— THE TASK —
Of the lines in the entries, how many hold the word "xlabel"? Give that number alone.

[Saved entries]
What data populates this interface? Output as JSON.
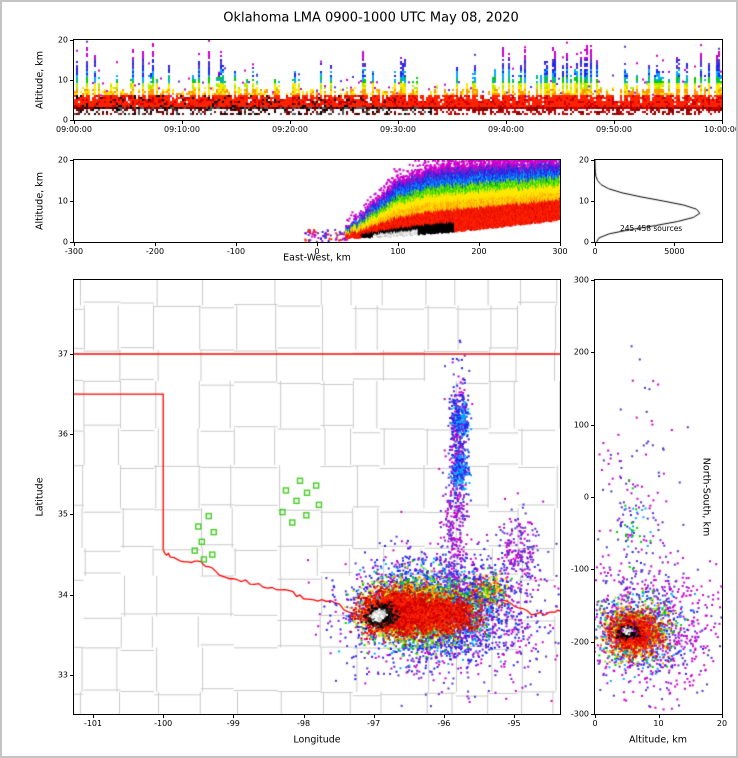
{
  "title": "Oklahoma LMA 0900-1000 UTC May 08, 2020",
  "palette": {
    "background": "#FFFFFF",
    "frame": "#C4C4C4",
    "axis": "#000000",
    "county_line": "#C9C9C9",
    "state_border": "#FF0000",
    "station_marker": "#44CC22",
    "histogram_line": "#000000",
    "density_ramp_low_to_high": [
      "#CC00CC",
      "#5533CC",
      "#2222EE",
      "#00AAFF",
      "#00CC00",
      "#AAEE00",
      "#FFE800",
      "#FF9900",
      "#FF2200",
      "#CC0000",
      "#000000",
      "#FFFFFF"
    ]
  },
  "chart_data": [
    {
      "id": "time_height",
      "type": "heatmap",
      "ylabel": "Altitude, km",
      "xticks": [
        "09:00:00",
        "09:10:00",
        "09:20:00",
        "09:30:00",
        "09:40:00",
        "09:50:00",
        "10:00:00"
      ],
      "yticks": [
        "0",
        "10",
        "20"
      ],
      "ylim_km": [
        0,
        20
      ],
      "description": "VHF lightning source density vs time; persistent dense red band near 3-7 km altitude with intermittent convective columns reaching 10-19 km, denser during 09:00-09:35",
      "persistent_band_km": [
        3,
        7
      ],
      "seed": 11
    },
    {
      "id": "ew_altitude",
      "type": "heatmap",
      "xlabel": "East-West, km",
      "ylabel": "Altitude, km",
      "xticks": [
        "-300",
        "-200",
        "-100",
        "0",
        "100",
        "200",
        "300"
      ],
      "yticks": [
        "0",
        "10",
        "20"
      ],
      "xlim_km": [
        -300,
        300
      ],
      "ylim_km": [
        0,
        20
      ],
      "description": "East-west altitude cross section; wedge of sources from x=40 km to 300 km, red core with black/white maximum near x=70-125 km at 1-3 km altitude, rainbow fringe up to 20 km",
      "top_profile_km": [
        [
          38,
          3
        ],
        [
          70,
          9.5
        ],
        [
          100,
          15
        ],
        [
          140,
          18
        ],
        [
          200,
          19
        ],
        [
          300,
          20
        ]
      ],
      "bottom_profile_km": [
        [
          38,
          1.2
        ],
        [
          100,
          1.7
        ],
        [
          160,
          2.6
        ],
        [
          220,
          3.8
        ],
        [
          300,
          5.6
        ]
      ],
      "black_core_x_km": [
        55,
        170
      ],
      "white_core_x_km": [
        70,
        125
      ],
      "seed": 23
    },
    {
      "id": "altitude_histogram",
      "type": "line",
      "annotation": "245,458 sources",
      "xticks": [
        "0",
        "5000"
      ],
      "yticks": [
        "0",
        "10",
        "20"
      ],
      "xlim": [
        0,
        8000
      ],
      "ylim_km": [
        0,
        20
      ],
      "alt_km": [
        0,
        1,
        2,
        3,
        4,
        5,
        6,
        7,
        8,
        9,
        10,
        11,
        12,
        13,
        14,
        15,
        16,
        17,
        18,
        19,
        20
      ],
      "counts": [
        100,
        250,
        900,
        2200,
        3800,
        5200,
        6200,
        6600,
        6400,
        5600,
        4300,
        2900,
        1700,
        850,
        380,
        160,
        60,
        25,
        10,
        3,
        0
      ]
    },
    {
      "id": "plan_view_map",
      "type": "scatter",
      "xlabel": "Longitude",
      "ylabel": "Latitude",
      "xticks": [
        "-101",
        "-100",
        "-99",
        "-98",
        "-97",
        "-96",
        "-95"
      ],
      "yticks": [
        "33",
        "34",
        "35",
        "36",
        "37"
      ],
      "lon_range": [
        -101.271,
        -94.345
      ],
      "lat_range": [
        32.514,
        37.922
      ],
      "state_border": {
        "north_border_lat": 37.0,
        "panhandle_border_lat": 36.5,
        "west_border_lon": -100.0,
        "west_border_lat_range": [
          34.56,
          36.5
        ],
        "red_river_lon_lat": [
          [
            -100.0,
            34.56
          ],
          [
            -99.9,
            34.47
          ],
          [
            -99.7,
            34.41
          ],
          [
            -99.5,
            34.42
          ],
          [
            -99.35,
            34.35
          ],
          [
            -99.15,
            34.23
          ],
          [
            -98.95,
            34.19
          ],
          [
            -98.7,
            34.13
          ],
          [
            -98.45,
            34.09
          ],
          [
            -98.2,
            34.05
          ],
          [
            -98.0,
            33.95
          ],
          [
            -97.8,
            33.92
          ],
          [
            -97.55,
            33.9
          ],
          [
            -97.3,
            33.77
          ],
          [
            -97.1,
            33.74
          ],
          [
            -96.9,
            33.84
          ],
          [
            -96.7,
            33.7
          ],
          [
            -96.5,
            33.7
          ],
          [
            -96.3,
            33.76
          ],
          [
            -96.1,
            33.82
          ],
          [
            -95.9,
            33.86
          ],
          [
            -95.7,
            33.84
          ],
          [
            -95.45,
            33.87
          ],
          [
            -95.2,
            33.93
          ],
          [
            -95.0,
            33.86
          ],
          [
            -94.75,
            33.75
          ],
          [
            -94.5,
            33.78
          ],
          [
            -94.34,
            33.8
          ]
        ]
      },
      "county_grid_seed": 5,
      "lma_stations_lon_lat": [
        [
          -98.05,
          35.42
        ],
        [
          -97.82,
          35.36
        ],
        [
          -98.25,
          35.3
        ],
        [
          -97.95,
          35.27
        ],
        [
          -98.1,
          35.17
        ],
        [
          -97.78,
          35.12
        ],
        [
          -98.3,
          35.03
        ],
        [
          -97.96,
          34.99
        ],
        [
          -98.16,
          34.9
        ],
        [
          -99.35,
          34.98
        ],
        [
          -99.5,
          34.85
        ],
        [
          -99.28,
          34.78
        ],
        [
          -99.45,
          34.66
        ],
        [
          -99.55,
          34.55
        ],
        [
          -99.3,
          34.5
        ],
        [
          -99.42,
          34.44
        ]
      ],
      "density_groups": [
        {
          "cx": -95.7,
          "cy": 33.7,
          "sx": 0.85,
          "sy": 0.5,
          "n": 420,
          "colors": [
            "#CC00CC",
            "#5533CC"
          ]
        },
        {
          "cx": -96.05,
          "cy": 33.8,
          "sx": 0.6,
          "sy": 0.32,
          "n": 1900,
          "colors": [
            "#CC00CC",
            "#5533CC",
            "#2222EE"
          ]
        },
        {
          "cx": -96.2,
          "cy": 33.8,
          "sx": 0.48,
          "sy": 0.26,
          "n": 1400,
          "colors": [
            "#2222EE",
            "#00AAFF"
          ]
        },
        {
          "cx": -96.35,
          "cy": 33.8,
          "sx": 0.38,
          "sy": 0.2,
          "n": 1200,
          "colors": [
            "#00CC00",
            "#AAEE00"
          ]
        },
        {
          "cx": -96.5,
          "cy": 33.79,
          "sx": 0.3,
          "sy": 0.16,
          "n": 1000,
          "colors": [
            "#FFE800",
            "#FF9900"
          ]
        },
        {
          "cx": -96.6,
          "cy": 33.78,
          "sx": 0.27,
          "sy": 0.13,
          "n": 2400,
          "colors": [
            "#FF2200",
            "#CC0000"
          ]
        },
        {
          "cx": -95.95,
          "cy": 33.76,
          "sx": 0.22,
          "sy": 0.12,
          "n": 800,
          "colors": [
            "#FF2200",
            "#CC0000"
          ]
        },
        {
          "cx": -95.35,
          "cy": 34.05,
          "sx": 0.13,
          "sy": 0.1,
          "n": 220,
          "colors": [
            "#FF2200",
            "#FFE800",
            "#00CC00",
            "#2222EE"
          ]
        },
        {
          "cx": -96.9,
          "cy": 33.74,
          "sx": 0.1,
          "sy": 0.06,
          "n": 430,
          "colors": [
            "#000000",
            "#1A1A1A"
          ]
        },
        {
          "cx": -96.93,
          "cy": 33.74,
          "sx": 0.045,
          "sy": 0.03,
          "n": 150,
          "colors": [
            "#FFFFFF",
            "#CCCCCC"
          ]
        },
        {
          "cx": -95.78,
          "cy": 35.9,
          "sx": 0.07,
          "sy": 0.42,
          "n": 420,
          "colors": [
            "#CC00CC",
            "#2222EE",
            "#5533CC"
          ]
        },
        {
          "cx": -95.85,
          "cy": 34.8,
          "sx": 0.09,
          "sy": 0.38,
          "n": 240,
          "colors": [
            "#CC00CC",
            "#5533CC"
          ]
        },
        {
          "cx": -95.78,
          "cy": 35.55,
          "sx": 0.06,
          "sy": 0.12,
          "n": 150,
          "colors": [
            "#2222EE",
            "#00AAFF"
          ]
        },
        {
          "cx": -95.75,
          "cy": 36.18,
          "sx": 0.06,
          "sy": 0.1,
          "n": 130,
          "colors": [
            "#2222EE",
            "#00AAFF"
          ]
        },
        {
          "cx": -94.95,
          "cy": 34.55,
          "sx": 0.13,
          "sy": 0.24,
          "n": 170,
          "colors": [
            "#CC00CC",
            "#5533CC"
          ]
        }
      ],
      "seed": 99
    },
    {
      "id": "ns_altitude",
      "type": "scatter",
      "xlabel": "Altitude, km",
      "ylabel": "North-South, km",
      "xticks": [
        "0",
        "10",
        "20"
      ],
      "yticks": [
        "300",
        "200",
        "100",
        "0",
        "-100",
        "-200",
        "-300"
      ],
      "xlim_km": [
        0,
        20
      ],
      "ylim_km": [
        -300,
        300
      ],
      "density_groups": [
        {
          "cx": 8,
          "cy": -185,
          "sx": 5.5,
          "sy": 40,
          "n": 650,
          "colors": [
            "#CC00CC",
            "#5533CC"
          ]
        },
        {
          "cx": 7,
          "cy": -185,
          "sx": 3.6,
          "sy": 27,
          "n": 420,
          "colors": [
            "#2222EE",
            "#00AAFF"
          ]
        },
        {
          "cx": 6.5,
          "cy": -186,
          "sx": 2.9,
          "sy": 21,
          "n": 360,
          "colors": [
            "#00CC00",
            "#AAEE00"
          ]
        },
        {
          "cx": 6.2,
          "cy": -187,
          "sx": 2.4,
          "sy": 17,
          "n": 320,
          "colors": [
            "#FFE800",
            "#FF9900"
          ]
        },
        {
          "cx": 6.0,
          "cy": -188,
          "sx": 1.9,
          "sy": 13,
          "n": 900,
          "colors": [
            "#FF2200",
            "#CC0000"
          ]
        },
        {
          "cx": 5.2,
          "cy": -186,
          "sx": 0.8,
          "sy": 5,
          "n": 110,
          "colors": [
            "#000000"
          ]
        },
        {
          "cx": 5.0,
          "cy": -185,
          "sx": 0.4,
          "sy": 2.5,
          "n": 32,
          "colors": [
            "#FFFFFF",
            "#CCCCCC"
          ]
        },
        {
          "cx": 6,
          "cy": -80,
          "sx": 3.5,
          "sy": 110,
          "n": 240,
          "colors": [
            "#CC00CC",
            "#5533CC"
          ]
        },
        {
          "cx": 13.5,
          "cy": -190,
          "sx": 4,
          "sy": 45,
          "n": 90,
          "colors": [
            "#CC00CC"
          ]
        },
        {
          "cx": 6,
          "cy": -45,
          "sx": 1.5,
          "sy": 25,
          "n": 40,
          "colors": [
            "#00CC00",
            "#00AAFF",
            "#2222EE"
          ]
        }
      ],
      "seed": 42
    }
  ]
}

— PROBLEM SOLUTION —
3